■ Requirement
Return the full material exactly.

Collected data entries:
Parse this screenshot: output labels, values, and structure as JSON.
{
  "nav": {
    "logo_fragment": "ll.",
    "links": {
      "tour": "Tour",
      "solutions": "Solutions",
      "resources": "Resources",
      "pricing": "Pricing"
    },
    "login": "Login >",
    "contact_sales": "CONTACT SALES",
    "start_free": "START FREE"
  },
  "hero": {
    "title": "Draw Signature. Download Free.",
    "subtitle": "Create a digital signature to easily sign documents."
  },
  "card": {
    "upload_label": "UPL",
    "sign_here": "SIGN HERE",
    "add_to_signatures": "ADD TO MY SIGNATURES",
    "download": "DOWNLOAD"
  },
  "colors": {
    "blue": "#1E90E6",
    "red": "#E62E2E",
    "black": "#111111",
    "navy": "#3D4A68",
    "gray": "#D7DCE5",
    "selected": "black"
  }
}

■ Exercise answer
Parse this screenshot: output labels, values, and structure as JSON.
{
  "nav": {
    "logo_fragment": "ll.",
    "links": {
      "tour": "Tour",
      "solutions": "Solutions",
      "resources": "Resources",
      "pricing": "Pricing"
    },
    "login": "Login >",
    "contact_sales": "CONTACT SALES",
    "start_free": "START FREE"
  },
  "hero": {
    "title": "Draw Signature. Download Free.",
    "subtitle": "Create a digital signature to easily sign documents."
  },
  "card": {
    "upload_label": "UPL",
    "sign_here": "SIGN HERE",
    "add_to_signatures": "ADD TO MY SIGNATURES",
    "download": "DOWNLOAD"
  },
  "colors": {
    "blue": "#1E90E6",
    "red": "#E62E2E",
    "black": "#111111",
    "navy": "#3D4A68",
    "gray": "#D7DCE5",
    "selected": "black"
  }
}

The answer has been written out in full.